● **Data to use**
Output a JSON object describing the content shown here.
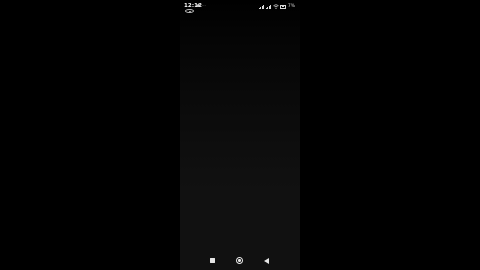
{
  "status_bar": {
    "time": "12:12",
    "notification_icon": "dot-icon",
    "notification_more": "···",
    "sub_icon": "eye-icon",
    "battery_percent": "7%",
    "battery_level": 0.7,
    "signal_icons": [
      "signal-icon",
      "signal-icon",
      "wifi-icon",
      "battery-icon"
    ]
  },
  "screen": {
    "content_state": "blank",
    "background_color": "#000000"
  },
  "nav_bar": {
    "recents_icon": "square-icon",
    "home_icon": "circle-icon",
    "back_icon": "triangle-back-icon",
    "icon_color": "#e6e6e6"
  }
}
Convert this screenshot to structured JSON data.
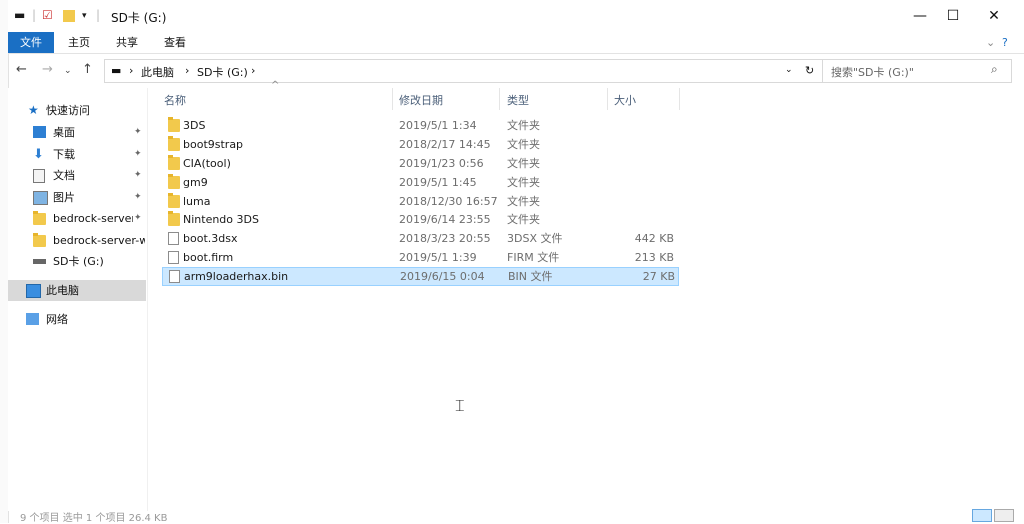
{
  "window": {
    "title": "SD卡 (G:)",
    "minimize": "—",
    "maximize": "☐",
    "close": "✕"
  },
  "ribbon": {
    "tabs": [
      "文件",
      "主页",
      "共享",
      "查看"
    ],
    "help": "?"
  },
  "address": {
    "root": "此电脑",
    "drive": "SD卡 (G:)",
    "sep": "›"
  },
  "search": {
    "placeholder": "搜索\"SD卡 (G:)\""
  },
  "nav": {
    "quick_access": "快速访问",
    "items": [
      {
        "label": "桌面",
        "icon": "desktop-icon",
        "pinned": true
      },
      {
        "label": "下载",
        "icon": "download-icon",
        "pinned": true
      },
      {
        "label": "文档",
        "icon": "documents-icon",
        "pinned": true
      },
      {
        "label": "图片",
        "icon": "pictures-icon",
        "pinned": true
      },
      {
        "label": "bedrock-server",
        "icon": "folder-icon",
        "pinned": true
      },
      {
        "label": "bedrock-server-w",
        "icon": "folder-icon",
        "pinned": false
      },
      {
        "label": "SD卡 (G:)",
        "icon": "drive-icon",
        "pinned": false
      }
    ],
    "this_pc": "此电脑",
    "network": "网络",
    "pin_glyph": "📌"
  },
  "columns": {
    "name": "名称",
    "date": "修改日期",
    "type": "类型",
    "size": "大小"
  },
  "files": [
    {
      "name": "3DS",
      "date": "2019/5/1 1:34",
      "type": "文件夹",
      "size": "",
      "kind": "folder"
    },
    {
      "name": "boot9strap",
      "date": "2018/2/17 14:45",
      "type": "文件夹",
      "size": "",
      "kind": "folder"
    },
    {
      "name": "CIA(tool)",
      "date": "2019/1/23 0:56",
      "type": "文件夹",
      "size": "",
      "kind": "folder"
    },
    {
      "name": "gm9",
      "date": "2019/5/1 1:45",
      "type": "文件夹",
      "size": "",
      "kind": "folder"
    },
    {
      "name": "luma",
      "date": "2018/12/30 16:57",
      "type": "文件夹",
      "size": "",
      "kind": "folder"
    },
    {
      "name": "Nintendo 3DS",
      "date": "2019/6/14 23:55",
      "type": "文件夹",
      "size": "",
      "kind": "folder"
    },
    {
      "name": "boot.3dsx",
      "date": "2018/3/23 20:55",
      "type": "3DSX 文件",
      "size": "442 KB",
      "kind": "file"
    },
    {
      "name": "boot.firm",
      "date": "2019/5/1 1:39",
      "type": "FIRM 文件",
      "size": "213 KB",
      "kind": "file"
    },
    {
      "name": "arm9loaderhax.bin",
      "date": "2019/6/15 0:04",
      "type": "BIN 文件",
      "size": "27 KB",
      "kind": "file",
      "selected": true
    }
  ],
  "status": {
    "text": "9 个项目   选中 1 个项目  26.4 KB"
  },
  "colors": {
    "accent": "#1a6fc4",
    "selection": "#cce8ff",
    "folder": "#f2c94c"
  }
}
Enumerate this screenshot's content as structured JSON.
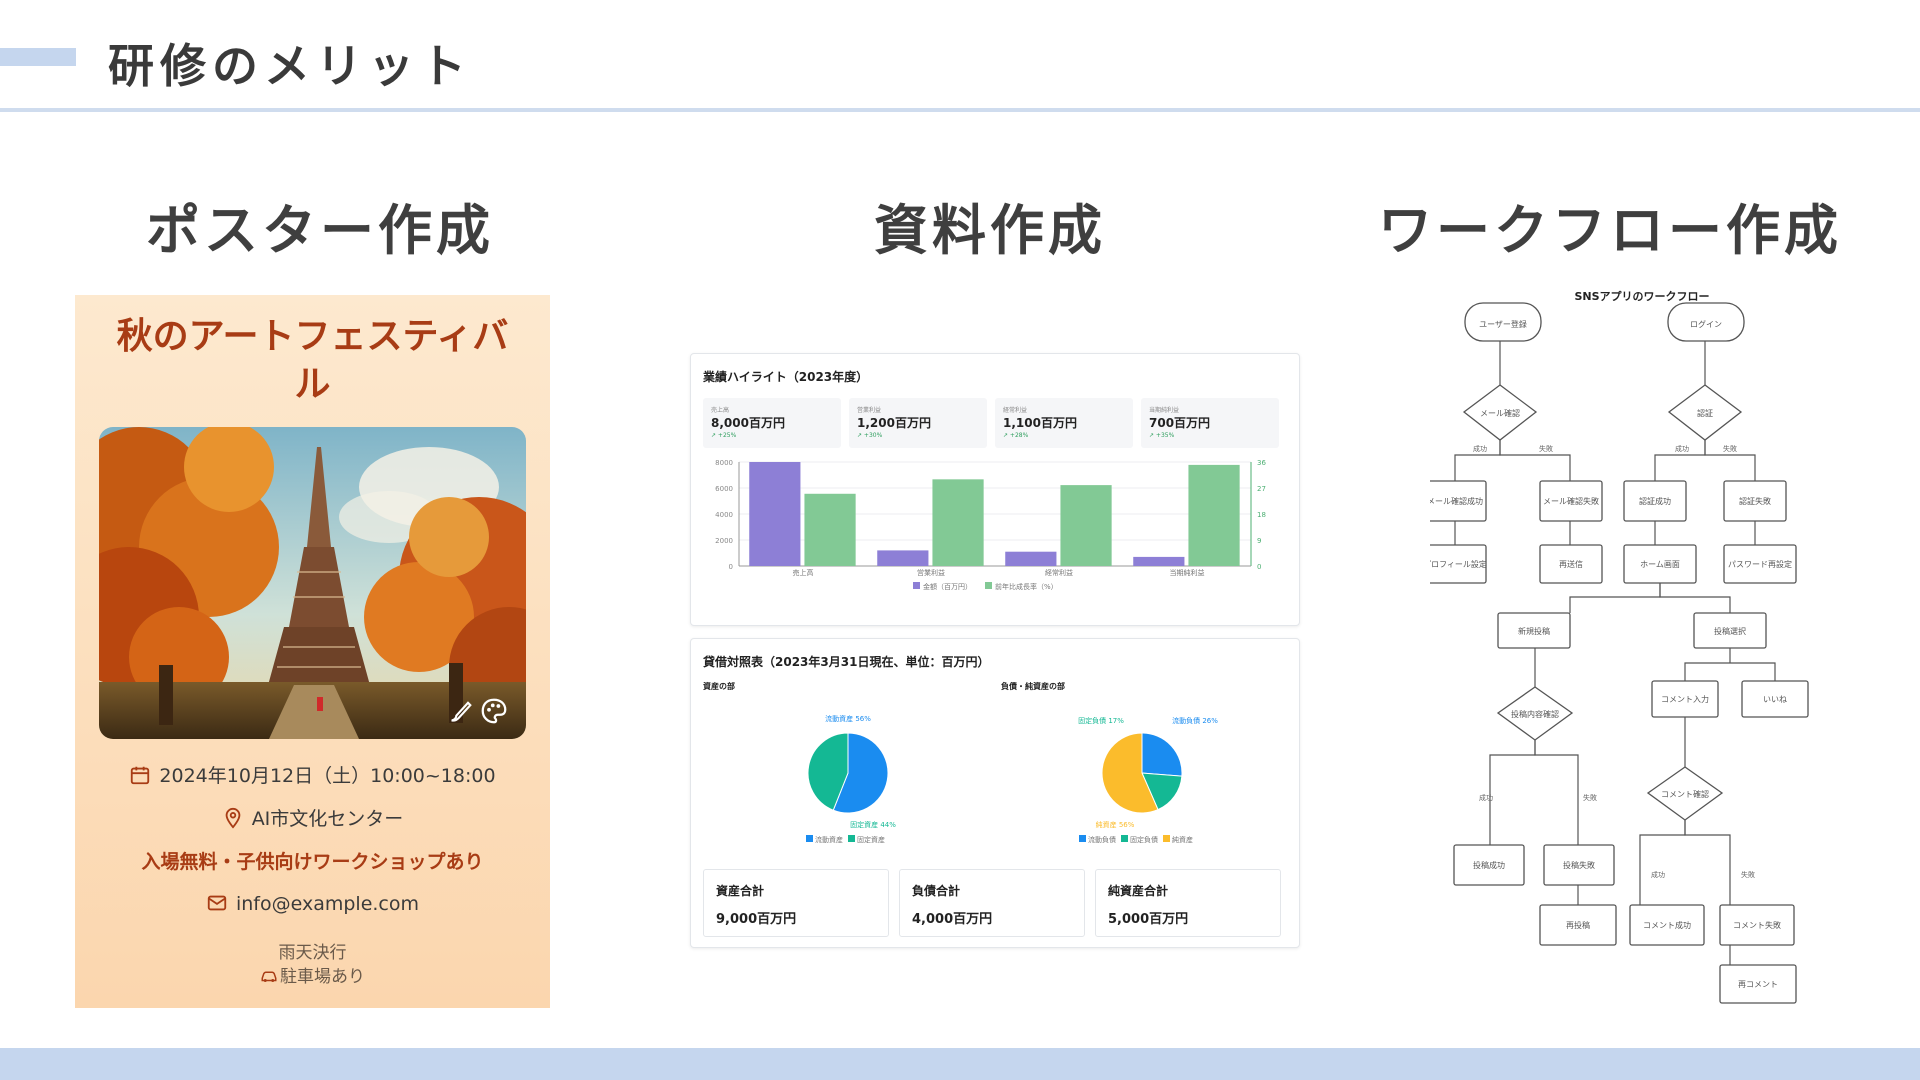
{
  "slide": {
    "title": "研修のメリット",
    "columns": [
      "ポスター作成",
      "資料作成",
      "ワークフロー作成"
    ]
  },
  "poster": {
    "title_line1": "秋のアートフェスティバ",
    "title_line2": "ル",
    "date": "2024年10月12日（土）10:00~18:00",
    "venue": "AI市文化センター",
    "note": "入場無料・子供向けワークショップあり",
    "email": "info@example.com",
    "rain": "雨天決行",
    "parking": "駐車場あり",
    "icons": [
      "calendar-icon",
      "location-pin-icon",
      "mail-icon",
      "car-icon",
      "brush-icon",
      "palette-icon"
    ]
  },
  "report": {
    "highlight_title": "業績ハイライト（2023年度）",
    "kpis": [
      {
        "label": "売上高",
        "value": "8,000百万円",
        "change": "↗ +25%"
      },
      {
        "label": "営業利益",
        "value": "1,200百万円",
        "change": "↗ +30%"
      },
      {
        "label": "経常利益",
        "value": "1,100百万円",
        "change": "↗ +28%"
      },
      {
        "label": "当期純利益",
        "value": "700百万円",
        "change": "↗ +35%"
      }
    ],
    "balance_title": "貸借対照表（2023年3月31日現在、単位：百万円）",
    "assets_label": "資産の部",
    "liabilities_label": "負債・純資産の部",
    "totals": [
      {
        "label": "資産合計",
        "value": "9,000百万円"
      },
      {
        "label": "負債合計",
        "value": "4,000百万円"
      },
      {
        "label": "純資産合計",
        "value": "5,000百万円"
      }
    ]
  },
  "chart_data": [
    {
      "type": "bar",
      "categories": [
        "売上高",
        "営業利益",
        "経常利益",
        "当期純利益"
      ],
      "series": [
        {
          "name": "金額（百万円）",
          "values": [
            8000,
            1200,
            1100,
            700
          ],
          "color": "#8d7fd6",
          "axis": "left"
        },
        {
          "name": "前年比成長率（%）",
          "values": [
            25,
            30,
            28,
            35
          ],
          "color": "#82c995",
          "axis": "right"
        }
      ],
      "ylim": [
        0,
        8000
      ],
      "yticks": [
        0,
        2000,
        4000,
        6000,
        8000
      ],
      "y2lim": [
        0,
        36
      ],
      "y2ticks": [
        0,
        9,
        18,
        27,
        36
      ],
      "grid": true,
      "legend": "bottom"
    },
    {
      "type": "pie",
      "categories": [
        "流動資産",
        "固定資産"
      ],
      "values": [
        56,
        44
      ],
      "labels": [
        "流動資産 56%",
        "固定資産 44%"
      ],
      "colors": [
        "#1a8cf0",
        "#14b894"
      ],
      "legend": "bottom"
    },
    {
      "type": "pie",
      "categories": [
        "流動負債",
        "固定負債",
        "純資産"
      ],
      "values": [
        26,
        17,
        56
      ],
      "labels": [
        "流動負債 26%",
        "固定負債 17%",
        "純資産 56%"
      ],
      "colors": [
        "#1a8cf0",
        "#14b894",
        "#fbbc2c"
      ],
      "legend": "bottom"
    }
  ],
  "workflow": {
    "title": "SNSアプリのワークフロー",
    "nodes": {
      "register": "ユーザー登録",
      "login": "ログイン",
      "mail_check": "メール確認",
      "auth": "認証",
      "mail_ok": "メール確認成功",
      "mail_ng": "メール確認失敗",
      "auth_ok": "認証成功",
      "auth_ng": "認証失敗",
      "profile": "プロフィール設定",
      "resend": "再送信",
      "home": "ホーム画面",
      "pw_reset": "パスワード再設定",
      "new_post": "新規投稿",
      "select_post": "投稿選択",
      "post_check": "投稿内容確認",
      "comment_input": "コメント入力",
      "like": "いいね",
      "comment_check": "コメント確認",
      "post_ok": "投稿成功",
      "post_ng": "投稿失敗",
      "repost": "再投稿",
      "comment_ok": "コメント成功",
      "comment_ng": "コメント失敗",
      "recomment": "再コメント"
    },
    "edges": {
      "success": "成功",
      "fail": "失敗"
    }
  },
  "colors": {
    "accent_band": "#c5d6ee",
    "poster_title": "#a83c15",
    "bar_amount": "#8d7fd6",
    "bar_growth": "#82c995"
  }
}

● **The exercise**
Filter out all lines lacking the word "JSON" and copy the rest.

● **Exercise answer**
Output a JSON object describing the content shown here.
Convert this screenshot to structured JSON data.
Enumerate this screenshot's content as structured JSON.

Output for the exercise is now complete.